From the listing below, pull out all lines with "παραλλαγές" in them.

[Records from a data source]
※ ※ ※

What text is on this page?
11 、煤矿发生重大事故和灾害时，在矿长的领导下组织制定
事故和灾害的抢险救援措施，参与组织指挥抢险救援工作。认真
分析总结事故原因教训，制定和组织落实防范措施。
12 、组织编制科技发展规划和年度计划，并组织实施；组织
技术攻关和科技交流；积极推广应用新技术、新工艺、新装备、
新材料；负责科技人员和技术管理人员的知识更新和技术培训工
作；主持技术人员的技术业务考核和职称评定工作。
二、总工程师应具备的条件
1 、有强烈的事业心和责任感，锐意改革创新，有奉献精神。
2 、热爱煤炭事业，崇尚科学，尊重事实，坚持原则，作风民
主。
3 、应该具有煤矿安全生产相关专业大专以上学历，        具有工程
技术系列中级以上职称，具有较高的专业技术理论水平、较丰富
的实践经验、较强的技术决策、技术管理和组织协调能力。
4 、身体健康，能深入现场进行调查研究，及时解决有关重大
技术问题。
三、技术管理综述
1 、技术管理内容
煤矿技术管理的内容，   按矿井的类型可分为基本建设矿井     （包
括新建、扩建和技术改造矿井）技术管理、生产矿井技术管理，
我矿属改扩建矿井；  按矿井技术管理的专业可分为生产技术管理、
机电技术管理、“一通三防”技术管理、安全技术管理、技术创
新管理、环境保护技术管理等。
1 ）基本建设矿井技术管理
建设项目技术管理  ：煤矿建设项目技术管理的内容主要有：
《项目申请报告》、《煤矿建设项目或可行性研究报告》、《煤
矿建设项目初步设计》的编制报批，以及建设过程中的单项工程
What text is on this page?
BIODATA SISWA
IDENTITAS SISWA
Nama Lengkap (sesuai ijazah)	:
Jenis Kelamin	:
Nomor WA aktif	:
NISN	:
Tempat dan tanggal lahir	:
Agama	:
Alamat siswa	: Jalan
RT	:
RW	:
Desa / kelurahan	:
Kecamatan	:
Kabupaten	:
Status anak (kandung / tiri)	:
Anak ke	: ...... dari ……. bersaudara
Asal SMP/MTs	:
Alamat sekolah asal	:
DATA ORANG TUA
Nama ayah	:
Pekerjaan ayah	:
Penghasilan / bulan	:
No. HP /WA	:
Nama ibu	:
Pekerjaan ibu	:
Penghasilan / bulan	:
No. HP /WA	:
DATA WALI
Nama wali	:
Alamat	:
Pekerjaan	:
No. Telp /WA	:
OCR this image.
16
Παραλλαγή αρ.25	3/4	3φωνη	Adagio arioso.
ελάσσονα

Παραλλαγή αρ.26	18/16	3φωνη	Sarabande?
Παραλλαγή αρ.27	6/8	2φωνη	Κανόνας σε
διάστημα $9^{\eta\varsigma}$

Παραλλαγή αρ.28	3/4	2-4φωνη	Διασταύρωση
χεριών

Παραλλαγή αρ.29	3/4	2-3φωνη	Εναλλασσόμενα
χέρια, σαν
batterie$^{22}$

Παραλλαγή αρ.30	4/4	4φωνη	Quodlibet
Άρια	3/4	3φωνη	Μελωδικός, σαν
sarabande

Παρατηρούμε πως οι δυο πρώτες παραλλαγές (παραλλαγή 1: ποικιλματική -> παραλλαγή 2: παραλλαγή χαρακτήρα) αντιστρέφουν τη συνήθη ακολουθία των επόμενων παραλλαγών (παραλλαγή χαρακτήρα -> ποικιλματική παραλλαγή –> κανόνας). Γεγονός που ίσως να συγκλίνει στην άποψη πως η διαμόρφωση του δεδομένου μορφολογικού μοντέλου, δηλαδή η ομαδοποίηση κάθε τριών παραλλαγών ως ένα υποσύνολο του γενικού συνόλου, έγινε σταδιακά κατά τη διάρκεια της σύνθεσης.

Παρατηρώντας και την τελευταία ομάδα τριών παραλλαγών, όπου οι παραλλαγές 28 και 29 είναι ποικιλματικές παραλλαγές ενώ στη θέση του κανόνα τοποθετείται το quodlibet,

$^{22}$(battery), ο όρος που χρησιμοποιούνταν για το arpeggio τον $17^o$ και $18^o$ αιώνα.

※ ※ ※

■ Exercise answer:
Παρατηρούμε πως οι δυο πρώτες παραλλαγές (παραλλαγή 1: ποικιλματική -> παραλλαγή 2: παραλλαγή χαρακτήρα) αντιστρέφουν τη συνήθη ακολουθία των επόμενων παραλλαγών (παραλλαγή χαρακτήρα -> ποικιλματική παραλλαγή –> κανόνας). Γεγονός που ίσως να συγκλίνει στην άποψη πως η διαμόρφωση του δεδομένου μορφολογικού μοντέλου, δηλαδή η ομαδοποίηση κάθε τριών παραλλαγών ως ένα υποσύνολο του γενικού συνόλου, έγινε σταδιακά κατά τη διάρκεια της σύνθεσης.
Παρατηρώντας και την τελευταία ομάδα τριών παραλλαγών, όπου οι παραλλαγές 28 και 29 είναι ποικιλματικές παραλλαγές ενώ στη θέση του κανόνα τοποθετείται το quodlibet,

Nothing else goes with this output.